> Record excerpts:
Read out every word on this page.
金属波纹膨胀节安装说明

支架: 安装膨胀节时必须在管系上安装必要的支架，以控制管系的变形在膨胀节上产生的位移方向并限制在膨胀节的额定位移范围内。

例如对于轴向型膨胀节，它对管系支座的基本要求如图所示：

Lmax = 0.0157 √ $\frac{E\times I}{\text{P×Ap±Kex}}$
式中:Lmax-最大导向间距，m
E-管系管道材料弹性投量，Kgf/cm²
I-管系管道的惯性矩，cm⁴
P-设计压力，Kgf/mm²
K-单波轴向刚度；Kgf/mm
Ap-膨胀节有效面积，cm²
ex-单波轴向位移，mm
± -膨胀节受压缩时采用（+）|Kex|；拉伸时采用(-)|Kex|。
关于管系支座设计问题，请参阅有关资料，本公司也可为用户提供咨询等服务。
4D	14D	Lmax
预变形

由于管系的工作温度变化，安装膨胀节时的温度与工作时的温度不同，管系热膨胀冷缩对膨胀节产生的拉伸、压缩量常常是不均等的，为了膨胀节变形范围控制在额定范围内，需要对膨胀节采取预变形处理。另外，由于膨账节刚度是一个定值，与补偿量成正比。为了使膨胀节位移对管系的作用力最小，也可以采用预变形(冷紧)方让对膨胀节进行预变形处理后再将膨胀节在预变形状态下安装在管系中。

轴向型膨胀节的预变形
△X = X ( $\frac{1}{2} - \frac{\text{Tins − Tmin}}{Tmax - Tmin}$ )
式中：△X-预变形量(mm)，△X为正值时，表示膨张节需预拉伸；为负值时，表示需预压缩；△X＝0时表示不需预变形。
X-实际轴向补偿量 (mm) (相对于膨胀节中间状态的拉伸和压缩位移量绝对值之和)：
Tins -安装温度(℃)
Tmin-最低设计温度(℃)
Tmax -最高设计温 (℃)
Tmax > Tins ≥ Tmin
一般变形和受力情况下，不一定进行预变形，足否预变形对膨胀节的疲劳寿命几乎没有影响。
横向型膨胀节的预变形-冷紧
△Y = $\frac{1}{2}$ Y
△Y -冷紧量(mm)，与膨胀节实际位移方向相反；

* * *

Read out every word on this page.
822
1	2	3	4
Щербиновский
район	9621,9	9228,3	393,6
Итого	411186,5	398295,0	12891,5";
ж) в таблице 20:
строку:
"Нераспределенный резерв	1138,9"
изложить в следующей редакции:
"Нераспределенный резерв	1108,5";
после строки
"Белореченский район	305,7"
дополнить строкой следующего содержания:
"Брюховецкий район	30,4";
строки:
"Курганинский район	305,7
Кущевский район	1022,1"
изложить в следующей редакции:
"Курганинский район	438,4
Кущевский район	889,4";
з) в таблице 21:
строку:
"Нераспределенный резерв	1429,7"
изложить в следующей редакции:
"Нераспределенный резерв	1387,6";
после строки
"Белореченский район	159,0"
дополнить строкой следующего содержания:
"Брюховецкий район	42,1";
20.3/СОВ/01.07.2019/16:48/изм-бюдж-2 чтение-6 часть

> Problem statement:
Using the entries above, find all lines with "Брюховецкий". Copy them.

> Response for this exercise:
"Брюховецкий район	30,4";
"Брюховецкий район	42,1";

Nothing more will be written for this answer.